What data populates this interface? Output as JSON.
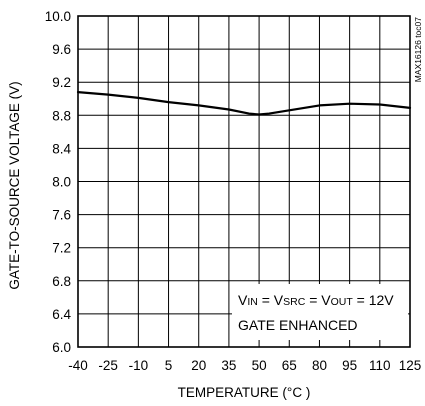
{
  "chart_data": {
    "type": "line",
    "title": "",
    "xlabel": "TEMPERATURE (°C )",
    "ylabel": "GATE-TO-SOURCE VOLTAGE (V)",
    "xlim": [
      -40,
      125
    ],
    "ylim": [
      6.0,
      10.0
    ],
    "x_ticks": [
      -40,
      -25,
      -10,
      5,
      20,
      35,
      50,
      65,
      80,
      95,
      110,
      125
    ],
    "x_tick_labels": [
      "-40",
      "-25",
      "-10",
      "5",
      "20",
      "35",
      "50",
      "65",
      "80",
      "95",
      "110",
      "125"
    ],
    "y_ticks": [
      6.0,
      6.4,
      6.8,
      7.2,
      7.6,
      8.0,
      8.4,
      8.8,
      9.2,
      9.6,
      10.0
    ],
    "y_tick_labels": [
      "6.0",
      "6.4",
      "6.8",
      "7.2",
      "7.6",
      "8.0",
      "8.4",
      "8.8",
      "9.2",
      "9.6",
      "10.0"
    ],
    "grid": true,
    "series": [
      {
        "x": [
          -40,
          -25,
          -10,
          5,
          20,
          35,
          45,
          50,
          55,
          65,
          80,
          95,
          110,
          125
        ],
        "y": [
          9.08,
          9.05,
          9.01,
          8.96,
          8.92,
          8.87,
          8.82,
          8.81,
          8.82,
          8.86,
          8.92,
          8.94,
          8.93,
          8.89
        ]
      }
    ],
    "annotation": {
      "line1_parts": [
        {
          "t": "V",
          "sub": false
        },
        {
          "t": "IN",
          "sub": true
        },
        {
          "t": " = V",
          "sub": false
        },
        {
          "t": "SRC",
          "sub": true
        },
        {
          "t": " = V",
          "sub": false
        },
        {
          "t": "OUT",
          "sub": true
        },
        {
          "t": " = 12V",
          "sub": false
        }
      ],
      "line2": "GATE ENHANCED"
    },
    "figure_code": "MAX16126 toc07"
  }
}
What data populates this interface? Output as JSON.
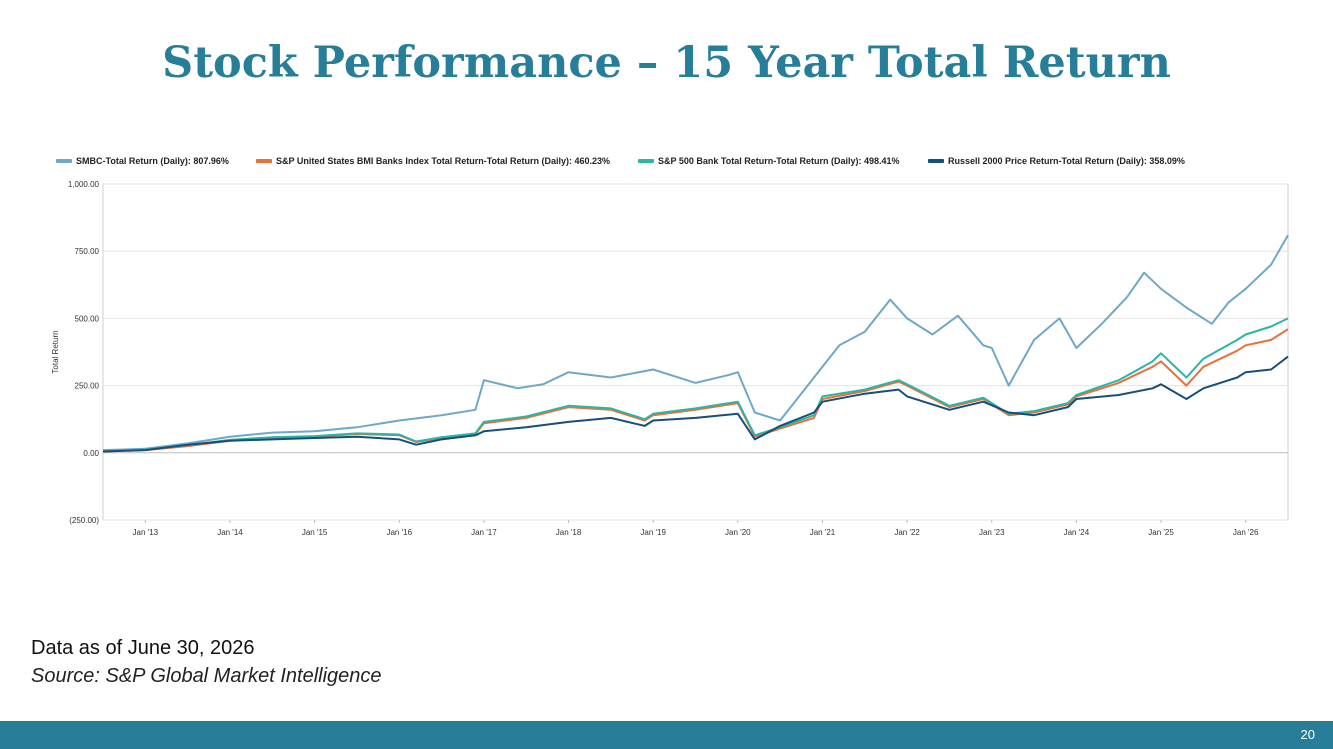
{
  "slide": {
    "title": "Stock Performance – 15 Year Total Return",
    "footnote": "Data as of June 30, 2026",
    "source": "Source: S&P Global Market Intelligence",
    "page_number": "20",
    "colors": {
      "title": "#277e99",
      "bar": "#277e99"
    }
  },
  "chart_data": {
    "type": "line",
    "title": "",
    "xlabel": "",
    "ylabel": "Total Return",
    "ylim": [
      -250,
      1000
    ],
    "yticks": [
      1000,
      750,
      500,
      250,
      0,
      -250
    ],
    "ytick_labels": [
      "1,000.00",
      "750.00",
      "500.00",
      "250.00",
      "0.00",
      "(250.00)"
    ],
    "xlim": [
      2012.5,
      2026.5
    ],
    "xticks": [
      2013,
      2014,
      2015,
      2016,
      2017,
      2018,
      2019,
      2020,
      2021,
      2022,
      2023,
      2024,
      2025,
      2026
    ],
    "xtick_labels": [
      "Jan '13",
      "Jan '14",
      "Jan '15",
      "Jan '16",
      "Jan '17",
      "Jan '18",
      "Jan '19",
      "Jan '20",
      "Jan '21",
      "Jan '22",
      "Jan '23",
      "Jan '24",
      "Jan '25",
      "Jan '26"
    ],
    "grid": true,
    "legend_position": "top",
    "series": [
      {
        "name": "SMBC-Total Return (Daily): 807.96%",
        "color": "#6fa8c7",
        "x": [
          2012.5,
          2013.0,
          2013.5,
          2014.0,
          2014.5,
          2015.0,
          2015.5,
          2016.0,
          2016.5,
          2016.9,
          2017.0,
          2017.4,
          2017.7,
          2018.0,
          2018.5,
          2019.0,
          2019.5,
          2019.9,
          2020.0,
          2020.2,
          2020.5,
          2020.9,
          2021.2,
          2021.5,
          2021.8,
          2022.0,
          2022.3,
          2022.6,
          2022.9,
          2023.0,
          2023.2,
          2023.5,
          2023.8,
          2024.0,
          2024.3,
          2024.6,
          2024.8,
          2025.0,
          2025.3,
          2025.6,
          2025.8,
          2026.0,
          2026.3,
          2026.5
        ],
        "y": [
          10,
          15,
          35,
          60,
          75,
          80,
          95,
          120,
          140,
          160,
          270,
          240,
          255,
          300,
          280,
          310,
          260,
          290,
          300,
          150,
          120,
          280,
          400,
          450,
          570,
          500,
          440,
          510,
          400,
          390,
          250,
          420,
          500,
          390,
          480,
          580,
          670,
          610,
          540,
          480,
          560,
          610,
          700,
          810
        ]
      },
      {
        "name": "S&P United States BMI Banks Index Total Return-Total Return (Daily): 460.23%",
        "color": "#e8703a",
        "x": [
          2012.5,
          2013.0,
          2013.5,
          2014.0,
          2014.5,
          2015.0,
          2015.5,
          2016.0,
          2016.2,
          2016.5,
          2016.9,
          2017.0,
          2017.5,
          2018.0,
          2018.5,
          2018.9,
          2019.0,
          2019.5,
          2020.0,
          2020.2,
          2020.5,
          2020.9,
          2021.0,
          2021.5,
          2021.9,
          2022.0,
          2022.5,
          2022.9,
          2023.2,
          2023.5,
          2023.9,
          2024.0,
          2024.5,
          2024.9,
          2025.0,
          2025.3,
          2025.5,
          2025.9,
          2026.0,
          2026.3,
          2026.5
        ],
        "y": [
          5,
          10,
          25,
          45,
          55,
          60,
          70,
          65,
          40,
          55,
          70,
          110,
          130,
          170,
          160,
          120,
          140,
          160,
          185,
          60,
          90,
          130,
          200,
          230,
          265,
          250,
          170,
          200,
          140,
          150,
          180,
          210,
          260,
          320,
          340,
          250,
          320,
          380,
          400,
          420,
          460
        ]
      },
      {
        "name": "S&P 500 Bank Total Return-Total Return (Daily): 498.41%",
        "color": "#2cb5a3",
        "x": [
          2012.5,
          2013.0,
          2013.5,
          2014.0,
          2014.5,
          2015.0,
          2015.5,
          2016.0,
          2016.2,
          2016.5,
          2016.9,
          2017.0,
          2017.5,
          2018.0,
          2018.5,
          2018.9,
          2019.0,
          2019.5,
          2020.0,
          2020.2,
          2020.5,
          2020.9,
          2021.0,
          2021.5,
          2021.9,
          2022.0,
          2022.5,
          2022.9,
          2023.2,
          2023.5,
          2023.9,
          2024.0,
          2024.5,
          2024.9,
          2025.0,
          2025.3,
          2025.5,
          2025.9,
          2026.0,
          2026.3,
          2026.5
        ],
        "y": [
          5,
          12,
          28,
          48,
          58,
          62,
          72,
          68,
          42,
          58,
          72,
          115,
          135,
          175,
          165,
          125,
          145,
          165,
          190,
          65,
          95,
          140,
          210,
          235,
          270,
          255,
          175,
          205,
          145,
          155,
          185,
          215,
          270,
          340,
          370,
          280,
          350,
          420,
          440,
          470,
          500
        ]
      },
      {
        "name": "Russell 2000 Price Return-Total Return (Daily): 358.09%",
        "color": "#184e7a",
        "x": [
          2012.5,
          2013.0,
          2013.5,
          2014.0,
          2014.5,
          2015.0,
          2015.5,
          2016.0,
          2016.2,
          2016.5,
          2016.9,
          2017.0,
          2017.5,
          2018.0,
          2018.5,
          2018.9,
          2019.0,
          2019.5,
          2020.0,
          2020.2,
          2020.5,
          2020.9,
          2021.0,
          2021.5,
          2021.9,
          2022.0,
          2022.5,
          2022.9,
          2023.2,
          2023.5,
          2023.9,
          2024.0,
          2024.5,
          2024.9,
          2025.0,
          2025.3,
          2025.5,
          2025.9,
          2026.0,
          2026.3,
          2026.5
        ],
        "y": [
          5,
          10,
          30,
          45,
          50,
          55,
          60,
          50,
          30,
          50,
          65,
          80,
          95,
          115,
          130,
          100,
          120,
          130,
          145,
          50,
          100,
          150,
          190,
          220,
          235,
          210,
          160,
          190,
          150,
          140,
          170,
          200,
          215,
          240,
          255,
          200,
          240,
          280,
          300,
          310,
          358
        ]
      }
    ]
  }
}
☆ ☆ ☆ ☆
» **Stated goal**:
Consider the entries above and return each line with the string "title".

» **Solution**:
    "title": "",
    "title": "Stock Performance – 15 Year Total Return",
      "title": "#277e99",
    "title": "",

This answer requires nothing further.